Stored entries:
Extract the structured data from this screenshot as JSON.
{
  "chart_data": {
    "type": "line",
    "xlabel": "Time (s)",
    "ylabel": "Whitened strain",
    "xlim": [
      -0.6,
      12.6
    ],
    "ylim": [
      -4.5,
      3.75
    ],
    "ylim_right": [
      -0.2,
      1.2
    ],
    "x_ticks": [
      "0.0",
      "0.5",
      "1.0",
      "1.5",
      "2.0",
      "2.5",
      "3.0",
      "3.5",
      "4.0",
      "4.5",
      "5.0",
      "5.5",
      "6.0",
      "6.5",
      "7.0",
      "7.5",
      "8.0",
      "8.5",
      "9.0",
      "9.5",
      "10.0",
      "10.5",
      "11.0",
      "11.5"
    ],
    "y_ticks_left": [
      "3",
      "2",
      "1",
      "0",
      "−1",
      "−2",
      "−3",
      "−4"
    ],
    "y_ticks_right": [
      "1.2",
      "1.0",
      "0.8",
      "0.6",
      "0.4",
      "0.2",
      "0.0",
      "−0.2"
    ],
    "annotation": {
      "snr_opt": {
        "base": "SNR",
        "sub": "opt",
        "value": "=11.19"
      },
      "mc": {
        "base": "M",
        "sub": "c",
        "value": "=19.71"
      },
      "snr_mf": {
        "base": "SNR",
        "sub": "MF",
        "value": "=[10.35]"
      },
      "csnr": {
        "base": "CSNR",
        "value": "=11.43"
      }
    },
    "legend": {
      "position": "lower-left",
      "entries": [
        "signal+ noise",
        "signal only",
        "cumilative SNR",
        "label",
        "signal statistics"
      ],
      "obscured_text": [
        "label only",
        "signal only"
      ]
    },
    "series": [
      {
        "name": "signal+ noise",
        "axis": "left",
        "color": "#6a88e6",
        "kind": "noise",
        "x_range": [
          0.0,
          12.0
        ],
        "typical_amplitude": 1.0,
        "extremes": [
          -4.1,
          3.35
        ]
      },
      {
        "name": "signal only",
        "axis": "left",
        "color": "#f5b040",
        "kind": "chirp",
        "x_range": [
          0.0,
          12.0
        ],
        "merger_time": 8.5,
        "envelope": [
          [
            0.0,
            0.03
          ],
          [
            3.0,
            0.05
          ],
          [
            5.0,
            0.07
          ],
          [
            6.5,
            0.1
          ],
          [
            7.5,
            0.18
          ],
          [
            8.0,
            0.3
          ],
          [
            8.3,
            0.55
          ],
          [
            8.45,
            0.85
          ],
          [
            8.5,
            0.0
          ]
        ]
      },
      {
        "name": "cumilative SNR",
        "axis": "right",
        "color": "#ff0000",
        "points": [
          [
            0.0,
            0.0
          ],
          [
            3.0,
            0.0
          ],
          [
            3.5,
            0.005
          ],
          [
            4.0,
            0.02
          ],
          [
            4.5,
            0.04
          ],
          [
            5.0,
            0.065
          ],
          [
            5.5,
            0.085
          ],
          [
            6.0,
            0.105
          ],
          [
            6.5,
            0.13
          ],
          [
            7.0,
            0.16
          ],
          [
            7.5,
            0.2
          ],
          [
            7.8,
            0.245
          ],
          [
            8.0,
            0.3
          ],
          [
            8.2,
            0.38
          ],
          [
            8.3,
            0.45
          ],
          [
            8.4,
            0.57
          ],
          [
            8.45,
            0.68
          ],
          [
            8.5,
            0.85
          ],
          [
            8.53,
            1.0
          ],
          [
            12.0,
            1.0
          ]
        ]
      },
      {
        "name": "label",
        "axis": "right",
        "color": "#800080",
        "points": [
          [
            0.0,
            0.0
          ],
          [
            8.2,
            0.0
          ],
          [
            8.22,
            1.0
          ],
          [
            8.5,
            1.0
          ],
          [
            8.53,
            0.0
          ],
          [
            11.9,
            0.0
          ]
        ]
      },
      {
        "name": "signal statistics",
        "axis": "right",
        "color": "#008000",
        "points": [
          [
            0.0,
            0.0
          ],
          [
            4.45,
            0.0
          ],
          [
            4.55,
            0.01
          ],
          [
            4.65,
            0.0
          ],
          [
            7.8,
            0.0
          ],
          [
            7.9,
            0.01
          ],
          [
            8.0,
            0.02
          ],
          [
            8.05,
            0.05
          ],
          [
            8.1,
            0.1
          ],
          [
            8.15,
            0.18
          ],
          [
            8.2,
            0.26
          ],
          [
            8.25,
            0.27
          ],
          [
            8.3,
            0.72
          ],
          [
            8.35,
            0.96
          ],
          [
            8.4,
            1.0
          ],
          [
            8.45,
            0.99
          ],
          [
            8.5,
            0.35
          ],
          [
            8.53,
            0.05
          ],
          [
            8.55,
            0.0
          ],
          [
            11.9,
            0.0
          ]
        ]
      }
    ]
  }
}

* * *

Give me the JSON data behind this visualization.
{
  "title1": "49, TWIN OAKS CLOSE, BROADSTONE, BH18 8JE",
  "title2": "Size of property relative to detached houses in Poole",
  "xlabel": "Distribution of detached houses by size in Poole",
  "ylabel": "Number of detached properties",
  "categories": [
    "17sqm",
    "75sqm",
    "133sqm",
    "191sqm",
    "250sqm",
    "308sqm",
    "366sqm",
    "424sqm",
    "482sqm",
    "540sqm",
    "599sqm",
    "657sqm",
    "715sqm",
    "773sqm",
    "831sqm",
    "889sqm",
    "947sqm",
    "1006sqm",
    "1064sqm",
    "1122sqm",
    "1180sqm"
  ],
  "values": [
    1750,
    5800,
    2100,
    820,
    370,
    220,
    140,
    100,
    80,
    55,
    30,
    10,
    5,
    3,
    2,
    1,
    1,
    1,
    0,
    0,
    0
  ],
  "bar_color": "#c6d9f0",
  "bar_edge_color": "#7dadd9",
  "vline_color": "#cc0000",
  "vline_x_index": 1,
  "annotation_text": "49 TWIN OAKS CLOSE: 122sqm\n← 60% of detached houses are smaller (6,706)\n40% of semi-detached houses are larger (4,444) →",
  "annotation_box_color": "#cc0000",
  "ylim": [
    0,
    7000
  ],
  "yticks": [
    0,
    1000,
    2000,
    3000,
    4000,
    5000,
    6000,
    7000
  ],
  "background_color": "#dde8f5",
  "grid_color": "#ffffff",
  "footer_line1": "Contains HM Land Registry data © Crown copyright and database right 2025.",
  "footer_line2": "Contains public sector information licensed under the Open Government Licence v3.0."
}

PROBLEM DETAILS: Gather every line from the listing above in which the word "statistics" appears.

EXERCISE SOLUTION:
        "signal statistics"
        "name": "signal statistics",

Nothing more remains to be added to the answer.